*Task statement*
Locate the string "brand" in the records below. Copy every line where it occurs.

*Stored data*
::::

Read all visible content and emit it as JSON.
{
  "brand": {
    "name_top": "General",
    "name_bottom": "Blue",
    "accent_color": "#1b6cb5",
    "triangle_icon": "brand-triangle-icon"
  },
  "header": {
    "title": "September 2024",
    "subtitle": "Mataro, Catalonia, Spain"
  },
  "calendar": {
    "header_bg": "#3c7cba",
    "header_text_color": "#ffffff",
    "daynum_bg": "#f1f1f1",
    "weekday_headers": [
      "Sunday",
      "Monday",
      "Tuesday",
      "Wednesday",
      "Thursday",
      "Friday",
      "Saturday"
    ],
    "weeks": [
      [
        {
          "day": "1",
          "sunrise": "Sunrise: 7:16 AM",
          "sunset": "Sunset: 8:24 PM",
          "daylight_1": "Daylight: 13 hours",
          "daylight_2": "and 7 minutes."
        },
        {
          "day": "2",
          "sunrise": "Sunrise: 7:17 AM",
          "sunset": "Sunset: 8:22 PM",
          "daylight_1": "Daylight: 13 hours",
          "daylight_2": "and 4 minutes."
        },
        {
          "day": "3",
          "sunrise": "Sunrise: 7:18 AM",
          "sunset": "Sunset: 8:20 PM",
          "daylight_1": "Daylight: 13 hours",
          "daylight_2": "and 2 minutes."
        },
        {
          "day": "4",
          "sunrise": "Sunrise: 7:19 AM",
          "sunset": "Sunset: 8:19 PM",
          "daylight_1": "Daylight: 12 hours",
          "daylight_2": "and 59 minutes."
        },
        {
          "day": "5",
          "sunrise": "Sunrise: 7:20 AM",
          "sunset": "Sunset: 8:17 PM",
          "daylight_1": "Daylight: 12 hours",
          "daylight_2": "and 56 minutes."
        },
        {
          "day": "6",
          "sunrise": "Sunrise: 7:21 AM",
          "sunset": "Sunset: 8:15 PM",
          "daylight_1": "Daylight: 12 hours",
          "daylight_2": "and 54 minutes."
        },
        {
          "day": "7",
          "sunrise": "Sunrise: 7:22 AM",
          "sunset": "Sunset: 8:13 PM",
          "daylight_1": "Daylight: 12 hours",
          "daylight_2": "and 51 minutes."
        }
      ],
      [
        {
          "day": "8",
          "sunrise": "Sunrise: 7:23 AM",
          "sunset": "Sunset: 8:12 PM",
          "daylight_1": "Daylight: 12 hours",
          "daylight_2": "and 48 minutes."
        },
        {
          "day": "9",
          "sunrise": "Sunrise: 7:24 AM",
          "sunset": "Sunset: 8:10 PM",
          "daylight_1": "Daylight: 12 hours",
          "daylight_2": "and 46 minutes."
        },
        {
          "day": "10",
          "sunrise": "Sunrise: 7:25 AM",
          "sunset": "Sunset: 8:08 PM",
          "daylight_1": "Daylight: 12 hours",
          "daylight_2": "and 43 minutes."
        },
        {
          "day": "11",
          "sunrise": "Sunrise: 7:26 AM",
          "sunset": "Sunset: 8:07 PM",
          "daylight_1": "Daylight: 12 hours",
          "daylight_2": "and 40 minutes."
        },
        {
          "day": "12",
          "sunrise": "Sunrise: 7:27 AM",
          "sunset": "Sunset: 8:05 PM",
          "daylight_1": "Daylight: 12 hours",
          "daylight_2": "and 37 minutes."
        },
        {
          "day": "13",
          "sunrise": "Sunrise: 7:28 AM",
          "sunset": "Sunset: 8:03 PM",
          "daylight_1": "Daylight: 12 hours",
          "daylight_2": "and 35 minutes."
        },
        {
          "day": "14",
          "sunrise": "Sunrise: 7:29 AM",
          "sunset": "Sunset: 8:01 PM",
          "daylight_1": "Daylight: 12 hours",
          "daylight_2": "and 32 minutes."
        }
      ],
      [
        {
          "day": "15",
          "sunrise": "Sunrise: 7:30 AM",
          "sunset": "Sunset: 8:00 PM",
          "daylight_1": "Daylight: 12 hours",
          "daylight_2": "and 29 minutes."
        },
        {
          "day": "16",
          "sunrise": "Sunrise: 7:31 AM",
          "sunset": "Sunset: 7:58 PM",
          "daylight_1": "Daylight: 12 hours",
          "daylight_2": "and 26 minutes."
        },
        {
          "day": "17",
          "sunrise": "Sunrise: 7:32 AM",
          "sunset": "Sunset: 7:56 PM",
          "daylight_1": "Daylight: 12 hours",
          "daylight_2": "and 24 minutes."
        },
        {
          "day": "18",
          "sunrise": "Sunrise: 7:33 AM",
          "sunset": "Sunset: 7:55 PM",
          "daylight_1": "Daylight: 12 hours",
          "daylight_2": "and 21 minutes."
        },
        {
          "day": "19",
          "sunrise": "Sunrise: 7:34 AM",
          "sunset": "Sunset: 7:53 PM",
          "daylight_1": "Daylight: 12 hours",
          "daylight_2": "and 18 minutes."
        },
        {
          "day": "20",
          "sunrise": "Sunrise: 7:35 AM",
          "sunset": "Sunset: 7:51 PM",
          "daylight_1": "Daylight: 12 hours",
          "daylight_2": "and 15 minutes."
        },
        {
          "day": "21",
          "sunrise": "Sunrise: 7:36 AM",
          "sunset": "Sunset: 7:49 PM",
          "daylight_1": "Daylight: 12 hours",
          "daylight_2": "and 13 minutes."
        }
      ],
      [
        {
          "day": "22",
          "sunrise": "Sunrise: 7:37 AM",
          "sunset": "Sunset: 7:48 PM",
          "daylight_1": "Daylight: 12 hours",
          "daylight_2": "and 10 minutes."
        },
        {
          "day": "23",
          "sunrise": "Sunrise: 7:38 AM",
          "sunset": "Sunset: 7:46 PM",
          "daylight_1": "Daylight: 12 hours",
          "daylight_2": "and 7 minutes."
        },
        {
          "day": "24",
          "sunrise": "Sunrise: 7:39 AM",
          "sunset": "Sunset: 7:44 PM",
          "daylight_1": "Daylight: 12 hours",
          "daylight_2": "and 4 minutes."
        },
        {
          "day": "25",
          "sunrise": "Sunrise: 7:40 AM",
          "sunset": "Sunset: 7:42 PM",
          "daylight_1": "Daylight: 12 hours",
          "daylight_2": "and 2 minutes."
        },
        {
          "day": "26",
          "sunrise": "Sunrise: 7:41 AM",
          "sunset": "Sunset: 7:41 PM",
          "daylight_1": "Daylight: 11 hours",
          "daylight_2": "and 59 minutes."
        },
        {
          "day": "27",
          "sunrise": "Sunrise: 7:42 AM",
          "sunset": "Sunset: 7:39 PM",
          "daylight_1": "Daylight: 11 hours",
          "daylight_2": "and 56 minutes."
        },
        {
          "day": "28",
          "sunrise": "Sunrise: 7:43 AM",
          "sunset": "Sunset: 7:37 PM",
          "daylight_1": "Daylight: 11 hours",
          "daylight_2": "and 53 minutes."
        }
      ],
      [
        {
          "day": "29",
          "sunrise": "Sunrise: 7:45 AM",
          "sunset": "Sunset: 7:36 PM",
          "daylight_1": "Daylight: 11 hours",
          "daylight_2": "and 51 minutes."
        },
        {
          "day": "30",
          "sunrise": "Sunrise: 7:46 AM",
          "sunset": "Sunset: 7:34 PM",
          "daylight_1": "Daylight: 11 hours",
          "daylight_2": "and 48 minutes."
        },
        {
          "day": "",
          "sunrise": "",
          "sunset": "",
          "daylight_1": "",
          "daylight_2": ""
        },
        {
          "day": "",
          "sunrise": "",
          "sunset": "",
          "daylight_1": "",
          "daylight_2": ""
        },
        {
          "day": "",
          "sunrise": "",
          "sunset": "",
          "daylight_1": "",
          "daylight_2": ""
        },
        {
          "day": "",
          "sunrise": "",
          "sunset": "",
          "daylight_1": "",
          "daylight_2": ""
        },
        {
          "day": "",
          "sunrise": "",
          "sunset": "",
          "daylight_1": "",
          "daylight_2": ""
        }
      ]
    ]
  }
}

::::

*The answer*
  "brand": {
    "triangle_icon": "brand-triangle-icon"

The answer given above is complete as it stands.